++++ Provided material ++++
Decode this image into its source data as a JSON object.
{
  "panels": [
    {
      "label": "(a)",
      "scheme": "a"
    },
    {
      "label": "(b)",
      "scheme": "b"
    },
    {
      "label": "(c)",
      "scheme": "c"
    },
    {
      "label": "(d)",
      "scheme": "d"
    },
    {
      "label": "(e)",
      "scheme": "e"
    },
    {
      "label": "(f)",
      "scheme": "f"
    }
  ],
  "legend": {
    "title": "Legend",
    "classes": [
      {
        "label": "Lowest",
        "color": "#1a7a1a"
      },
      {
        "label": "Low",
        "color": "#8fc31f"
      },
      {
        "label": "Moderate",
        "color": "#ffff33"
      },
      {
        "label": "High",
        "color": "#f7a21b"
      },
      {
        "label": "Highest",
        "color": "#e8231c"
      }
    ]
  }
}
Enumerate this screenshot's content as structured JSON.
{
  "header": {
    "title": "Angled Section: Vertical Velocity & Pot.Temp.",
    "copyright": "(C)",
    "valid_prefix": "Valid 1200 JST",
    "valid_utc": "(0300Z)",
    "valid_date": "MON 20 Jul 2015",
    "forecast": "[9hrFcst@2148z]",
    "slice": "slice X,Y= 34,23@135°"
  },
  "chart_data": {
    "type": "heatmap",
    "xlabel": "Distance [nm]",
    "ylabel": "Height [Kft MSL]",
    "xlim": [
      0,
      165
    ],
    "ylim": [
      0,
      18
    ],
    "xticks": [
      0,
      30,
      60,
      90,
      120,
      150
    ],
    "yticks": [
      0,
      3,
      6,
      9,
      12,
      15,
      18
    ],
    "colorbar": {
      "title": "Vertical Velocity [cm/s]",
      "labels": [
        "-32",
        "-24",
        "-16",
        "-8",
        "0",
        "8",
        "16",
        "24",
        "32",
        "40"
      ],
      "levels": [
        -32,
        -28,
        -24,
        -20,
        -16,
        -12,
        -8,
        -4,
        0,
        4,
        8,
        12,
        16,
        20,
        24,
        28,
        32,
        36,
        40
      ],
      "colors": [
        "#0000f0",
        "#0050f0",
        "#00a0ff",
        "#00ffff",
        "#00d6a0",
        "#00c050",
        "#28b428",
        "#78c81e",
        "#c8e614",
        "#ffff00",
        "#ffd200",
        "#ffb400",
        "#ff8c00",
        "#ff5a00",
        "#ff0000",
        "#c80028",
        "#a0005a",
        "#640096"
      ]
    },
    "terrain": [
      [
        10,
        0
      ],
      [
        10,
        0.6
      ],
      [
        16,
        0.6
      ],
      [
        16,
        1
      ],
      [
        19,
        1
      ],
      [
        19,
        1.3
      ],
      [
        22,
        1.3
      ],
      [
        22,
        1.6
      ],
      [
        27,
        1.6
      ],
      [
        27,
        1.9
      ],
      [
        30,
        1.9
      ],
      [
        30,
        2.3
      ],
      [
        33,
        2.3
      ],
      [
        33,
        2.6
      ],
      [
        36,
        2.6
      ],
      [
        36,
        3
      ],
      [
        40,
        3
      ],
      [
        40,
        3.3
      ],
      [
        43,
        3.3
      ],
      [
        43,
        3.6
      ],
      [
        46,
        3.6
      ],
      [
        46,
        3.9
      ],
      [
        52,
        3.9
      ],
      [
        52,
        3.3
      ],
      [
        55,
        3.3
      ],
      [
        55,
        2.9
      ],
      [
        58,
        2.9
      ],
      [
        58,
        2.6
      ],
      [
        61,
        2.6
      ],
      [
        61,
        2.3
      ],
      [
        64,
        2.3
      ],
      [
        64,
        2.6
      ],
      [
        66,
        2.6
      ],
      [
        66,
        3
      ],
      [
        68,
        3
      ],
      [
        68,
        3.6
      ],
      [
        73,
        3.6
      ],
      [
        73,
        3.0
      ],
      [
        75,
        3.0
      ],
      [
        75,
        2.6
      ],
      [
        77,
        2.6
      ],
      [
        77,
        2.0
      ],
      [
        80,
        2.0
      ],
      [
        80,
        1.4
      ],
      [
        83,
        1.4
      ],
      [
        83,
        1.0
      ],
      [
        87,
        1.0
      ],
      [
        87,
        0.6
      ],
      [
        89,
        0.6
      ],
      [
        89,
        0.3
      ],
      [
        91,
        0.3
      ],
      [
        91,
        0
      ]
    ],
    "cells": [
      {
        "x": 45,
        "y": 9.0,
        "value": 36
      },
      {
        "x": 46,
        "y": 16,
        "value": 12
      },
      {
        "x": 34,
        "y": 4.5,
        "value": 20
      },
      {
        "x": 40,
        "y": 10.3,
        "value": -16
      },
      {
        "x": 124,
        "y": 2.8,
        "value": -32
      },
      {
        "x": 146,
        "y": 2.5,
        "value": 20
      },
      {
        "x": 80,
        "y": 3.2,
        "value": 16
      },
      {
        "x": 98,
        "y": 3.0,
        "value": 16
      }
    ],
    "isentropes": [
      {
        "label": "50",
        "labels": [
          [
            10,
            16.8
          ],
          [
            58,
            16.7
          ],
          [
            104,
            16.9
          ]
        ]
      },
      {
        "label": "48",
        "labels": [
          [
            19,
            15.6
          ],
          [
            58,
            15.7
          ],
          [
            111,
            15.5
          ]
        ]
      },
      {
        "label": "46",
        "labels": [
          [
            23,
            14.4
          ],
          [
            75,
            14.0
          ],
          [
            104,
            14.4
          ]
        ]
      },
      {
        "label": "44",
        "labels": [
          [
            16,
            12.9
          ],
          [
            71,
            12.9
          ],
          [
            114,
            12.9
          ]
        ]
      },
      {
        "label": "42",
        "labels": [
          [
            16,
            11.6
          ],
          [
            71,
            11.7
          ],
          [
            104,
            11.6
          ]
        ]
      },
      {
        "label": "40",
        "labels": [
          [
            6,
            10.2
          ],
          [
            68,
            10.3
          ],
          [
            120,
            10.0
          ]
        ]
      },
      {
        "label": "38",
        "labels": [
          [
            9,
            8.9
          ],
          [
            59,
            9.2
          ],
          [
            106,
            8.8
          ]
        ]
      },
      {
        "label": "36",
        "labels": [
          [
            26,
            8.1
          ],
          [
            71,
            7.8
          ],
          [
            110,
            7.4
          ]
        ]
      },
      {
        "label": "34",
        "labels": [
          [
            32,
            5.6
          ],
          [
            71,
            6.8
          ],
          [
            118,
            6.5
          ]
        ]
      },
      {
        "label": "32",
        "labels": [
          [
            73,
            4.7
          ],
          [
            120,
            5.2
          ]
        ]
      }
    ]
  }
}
++++
**What to do:**
The records above must be repeated exactly, every one of them.

**Exercise output:**
Decode this image into its source data as a JSON object.
{
  "panels": [
    {
      "label": "(a)",
      "scheme": "a"
    },
    {
      "label": "(b)",
      "scheme": "b"
    },
    {
      "label": "(c)",
      "scheme": "c"
    },
    {
      "label": "(d)",
      "scheme": "d"
    },
    {
      "label": "(e)",
      "scheme": "e"
    },
    {
      "label": "(f)",
      "scheme": "f"
    }
  ],
  "legend": {
    "title": "Legend",
    "classes": [
      {
        "label": "Lowest",
        "color": "#1a7a1a"
      },
      {
        "label": "Low",
        "color": "#8fc31f"
      },
      {
        "label": "Moderate",
        "color": "#ffff33"
      },
      {
        "label": "High",
        "color": "#f7a21b"
      },
      {
        "label": "Highest",
        "color": "#e8231c"
      }
    ]
  }
}
Enumerate this screenshot's content as structured JSON.
{
  "header": {
    "title": "Angled Section: Vertical Velocity & Pot.Temp.",
    "copyright": "(C)",
    "valid_prefix": "Valid 1200 JST",
    "valid_utc": "(0300Z)",
    "valid_date": "MON 20 Jul 2015",
    "forecast": "[9hrFcst@2148z]",
    "slice": "slice X,Y= 34,23@135°"
  },
  "chart_data": {
    "type": "heatmap",
    "xlabel": "Distance [nm]",
    "ylabel": "Height [Kft MSL]",
    "xlim": [
      0,
      165
    ],
    "ylim": [
      0,
      18
    ],
    "xticks": [
      0,
      30,
      60,
      90,
      120,
      150
    ],
    "yticks": [
      0,
      3,
      6,
      9,
      12,
      15,
      18
    ],
    "colorbar": {
      "title": "Vertical Velocity [cm/s]",
      "labels": [
        "-32",
        "-24",
        "-16",
        "-8",
        "0",
        "8",
        "16",
        "24",
        "32",
        "40"
      ],
      "levels": [
        -32,
        -28,
        -24,
        -20,
        -16,
        -12,
        -8,
        -4,
        0,
        4,
        8,
        12,
        16,
        20,
        24,
        28,
        32,
        36,
        40
      ],
      "colors": [
        "#0000f0",
        "#0050f0",
        "#00a0ff",
        "#00ffff",
        "#00d6a0",
        "#00c050",
        "#28b428",
        "#78c81e",
        "#c8e614",
        "#ffff00",
        "#ffd200",
        "#ffb400",
        "#ff8c00",
        "#ff5a00",
        "#ff0000",
        "#c80028",
        "#a0005a",
        "#640096"
      ]
    },
    "terrain": [
      [
        10,
        0
      ],
      [
        10,
        0.6
      ],
      [
        16,
        0.6
      ],
      [
        16,
        1
      ],
      [
        19,
        1
      ],
      [
        19,
        1.3
      ],
      [
        22,
        1.3
      ],
      [
        22,
        1.6
      ],
      [
        27,
        1.6
      ],
      [
        27,
        1.9
      ],
      [
        30,
        1.9
      ],
      [
        30,
        2.3
      ],
      [
        33,
        2.3
      ],
      [
        33,
        2.6
      ],
      [
        36,
        2.6
      ],
      [
        36,
        3
      ],
      [
        40,
        3
      ],
      [
        40,
        3.3
      ],
      [
        43,
        3.3
      ],
      [
        43,
        3.6
      ],
      [
        46,
        3.6
      ],
      [
        46,
        3.9
      ],
      [
        52,
        3.9
      ],
      [
        52,
        3.3
      ],
      [
        55,
        3.3
      ],
      [
        55,
        2.9
      ],
      [
        58,
        2.9
      ],
      [
        58,
        2.6
      ],
      [
        61,
        2.6
      ],
      [
        61,
        2.3
      ],
      [
        64,
        2.3
      ],
      [
        64,
        2.6
      ],
      [
        66,
        2.6
      ],
      [
        66,
        3
      ],
      [
        68,
        3
      ],
      [
        68,
        3.6
      ],
      [
        73,
        3.6
      ],
      [
        73,
        3.0
      ],
      [
        75,
        3.0
      ],
      [
        75,
        2.6
      ],
      [
        77,
        2.6
      ],
      [
        77,
        2.0
      ],
      [
        80,
        2.0
      ],
      [
        80,
        1.4
      ],
      [
        83,
        1.4
      ],
      [
        83,
        1.0
      ],
      [
        87,
        1.0
      ],
      [
        87,
        0.6
      ],
      [
        89,
        0.6
      ],
      [
        89,
        0.3
      ],
      [
        91,
        0.3
      ],
      [
        91,
        0
      ]
    ],
    "cells": [
      {
        "x": 45,
        "y": 9.0,
        "value": 36
      },
      {
        "x": 46,
        "y": 16,
        "value": 12
      },
      {
        "x": 34,
        "y": 4.5,
        "value": 20
      },
      {
        "x": 40,
        "y": 10.3,
        "value": -16
      },
      {
        "x": 124,
        "y": 2.8,
        "value": -32
      },
      {
        "x": 146,
        "y": 2.5,
        "value": 20
      },
      {
        "x": 80,
        "y": 3.2,
        "value": 16
      },
      {
        "x": 98,
        "y": 3.0,
        "value": 16
      }
    ],
    "isentropes": [
      {
        "label": "50",
        "labels": [
          [
            10,
            16.8
          ],
          [
            58,
            16.7
          ],
          [
            104,
            16.9
          ]
        ]
      },
      {
        "label": "48",
        "labels": [
          [
            19,
            15.6
          ],
          [
            58,
            15.7
          ],
          [
            111,
            15.5
          ]
        ]
      },
      {
        "label": "46",
        "labels": [
          [
            23,
            14.4
          ],
          [
            75,
            14.0
          ],
          [
            104,
            14.4
          ]
        ]
      },
      {
        "label": "44",
        "labels": [
          [
            16,
            12.9
          ],
          [
            71,
            12.9
          ],
          [
            114,
            12.9
          ]
        ]
      },
      {
        "label": "42",
        "labels": [
          [
            16,
            11.6
          ],
          [
            71,
            11.7
          ],
          [
            104,
            11.6
          ]
        ]
      },
      {
        "label": "40",
        "labels": [
          [
            6,
            10.2
          ],
          [
            68,
            10.3
          ],
          [
            120,
            10.0
          ]
        ]
      },
      {
        "label": "38",
        "labels": [
          [
            9,
            8.9
          ],
          [
            59,
            9.2
          ],
          [
            106,
            8.8
          ]
        ]
      },
      {
        "label": "36",
        "labels": [
          [
            26,
            8.1
          ],
          [
            71,
            7.8
          ],
          [
            110,
            7.4
          ]
        ]
      },
      {
        "label": "34",
        "labels": [
          [
            32,
            5.6
          ],
          [
            71,
            6.8
          ],
          [
            118,
            6.5
          ]
        ]
      },
      {
        "label": "32",
        "labels": [
          [
            73,
            4.7
          ],
          [
            120,
            5.2
          ]
        ]
      }
    ]
  }
}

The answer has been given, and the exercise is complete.